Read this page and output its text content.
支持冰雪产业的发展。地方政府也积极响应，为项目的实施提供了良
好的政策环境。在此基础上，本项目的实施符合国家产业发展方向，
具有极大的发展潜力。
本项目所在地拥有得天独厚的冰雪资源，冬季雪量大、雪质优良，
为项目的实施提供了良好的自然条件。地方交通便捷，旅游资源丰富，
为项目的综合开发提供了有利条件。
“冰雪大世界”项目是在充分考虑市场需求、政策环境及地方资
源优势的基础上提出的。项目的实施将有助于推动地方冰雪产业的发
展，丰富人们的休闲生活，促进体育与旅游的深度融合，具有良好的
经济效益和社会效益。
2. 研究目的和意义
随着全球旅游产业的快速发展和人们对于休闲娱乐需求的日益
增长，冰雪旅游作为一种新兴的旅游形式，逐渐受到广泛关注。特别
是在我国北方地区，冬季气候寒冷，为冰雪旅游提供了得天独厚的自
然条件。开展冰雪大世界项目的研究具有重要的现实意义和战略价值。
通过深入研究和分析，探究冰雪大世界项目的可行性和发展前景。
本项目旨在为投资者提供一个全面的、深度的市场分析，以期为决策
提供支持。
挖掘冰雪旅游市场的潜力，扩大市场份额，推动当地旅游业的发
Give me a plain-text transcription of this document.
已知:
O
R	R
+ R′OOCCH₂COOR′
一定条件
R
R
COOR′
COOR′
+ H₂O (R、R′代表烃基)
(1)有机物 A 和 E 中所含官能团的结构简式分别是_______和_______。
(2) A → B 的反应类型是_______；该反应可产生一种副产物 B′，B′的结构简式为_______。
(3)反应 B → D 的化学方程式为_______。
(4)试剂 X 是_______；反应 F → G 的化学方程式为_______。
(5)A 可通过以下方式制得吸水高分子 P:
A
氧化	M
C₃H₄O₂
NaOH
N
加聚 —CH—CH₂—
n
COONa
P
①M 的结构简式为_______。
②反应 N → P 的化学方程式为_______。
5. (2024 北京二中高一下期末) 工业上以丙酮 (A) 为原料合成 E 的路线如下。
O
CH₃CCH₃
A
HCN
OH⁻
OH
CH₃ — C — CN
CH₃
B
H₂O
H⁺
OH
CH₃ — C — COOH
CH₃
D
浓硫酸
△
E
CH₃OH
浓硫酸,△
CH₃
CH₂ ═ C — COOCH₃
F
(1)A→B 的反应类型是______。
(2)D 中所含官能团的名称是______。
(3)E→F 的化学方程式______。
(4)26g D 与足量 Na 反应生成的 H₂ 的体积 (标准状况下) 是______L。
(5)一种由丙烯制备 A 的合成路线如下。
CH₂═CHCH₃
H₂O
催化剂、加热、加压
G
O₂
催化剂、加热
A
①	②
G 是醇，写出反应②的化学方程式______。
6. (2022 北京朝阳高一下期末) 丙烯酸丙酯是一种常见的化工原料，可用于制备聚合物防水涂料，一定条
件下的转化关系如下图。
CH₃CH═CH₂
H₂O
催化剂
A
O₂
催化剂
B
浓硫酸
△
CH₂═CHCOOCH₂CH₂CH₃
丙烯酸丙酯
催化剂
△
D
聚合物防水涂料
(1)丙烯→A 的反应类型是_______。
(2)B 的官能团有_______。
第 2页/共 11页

What the task asks | Retype all the material above precisely, with no line left out.

Final result |
Read this page and output its text content.
支持冰雪产业的发展。地方政府也积极响应，为项目的实施提供了良
好的政策环境。在此基础上，本项目的实施符合国家产业发展方向，
具有极大的发展潜力。
本项目所在地拥有得天独厚的冰雪资源，冬季雪量大、雪质优良，
为项目的实施提供了良好的自然条件。地方交通便捷，旅游资源丰富，
为项目的综合开发提供了有利条件。
“冰雪大世界”项目是在充分考虑市场需求、政策环境及地方资
源优势的基础上提出的。项目的实施将有助于推动地方冰雪产业的发
展，丰富人们的休闲生活，促进体育与旅游的深度融合，具有良好的
经济效益和社会效益。
2. 研究目的和意义
随着全球旅游产业的快速发展和人们对于休闲娱乐需求的日益
增长，冰雪旅游作为一种新兴的旅游形式，逐渐受到广泛关注。特别
是在我国北方地区，冬季气候寒冷，为冰雪旅游提供了得天独厚的自
然条件。开展冰雪大世界项目的研究具有重要的现实意义和战略价值。
通过深入研究和分析，探究冰雪大世界项目的可行性和发展前景。
本项目旨在为投资者提供一个全面的、深度的市场分析，以期为决策
提供支持。
挖掘冰雪旅游市场的潜力，扩大市场份额，推动当地旅游业的发
Give me a plain-text transcription of this document.
已知:
O
R	R
+ R′OOCCH₂COOR′
一定条件
R
R
COOR′
COOR′
+ H₂O (R、R′代表烃基)
(1)有机物 A 和 E 中所含官能团的结构简式分别是_______和_______。
(2) A → B 的反应类型是_______；该反应可产生一种副产物 B′，B′的结构简式为_______。
(3)反应 B → D 的化学方程式为_______。
(4)试剂 X 是_______；反应 F → G 的化学方程式为_______。
(5)A 可通过以下方式制得吸水高分子 P:
A
氧化	M
C₃H₄O₂
NaOH
N
加聚 —CH—CH₂—
n
COONa
P
①M 的结构简式为_______。
②反应 N → P 的化学方程式为_______。
5. (2024 北京二中高一下期末) 工业上以丙酮 (A) 为原料合成 E 的路线如下。
O
CH₃CCH₃
A
HCN
OH⁻
OH
CH₃ — C — CN
CH₃
B
H₂O
H⁺
OH
CH₃ — C — COOH
CH₃
D
浓硫酸
△
E
CH₃OH
浓硫酸,△
CH₃
CH₂ ═ C — COOCH₃
F
(1)A→B 的反应类型是______。
(2)D 中所含官能团的名称是______。
(3)E→F 的化学方程式______。
(4)26g D 与足量 Na 反应生成的 H₂ 的体积 (标准状况下) 是______L。
(5)一种由丙烯制备 A 的合成路线如下。
CH₂═CHCH₃
H₂O
催化剂、加热、加压
G
O₂
催化剂、加热
A
①	②
G 是醇，写出反应②的化学方程式______。
6. (2022 北京朝阳高一下期末) 丙烯酸丙酯是一种常见的化工原料，可用于制备聚合物防水涂料，一定条
件下的转化关系如下图。
CH₃CH═CH₂
H₂O
催化剂
A
O₂
催化剂
B
浓硫酸
△
CH₂═CHCOOCH₂CH₂CH₃
丙烯酸丙酯
催化剂
△
D
聚合物防水涂料
(1)丙烯→A 的反应类型是_______。
(2)B 的官能团有_______。
第 2页/共 11页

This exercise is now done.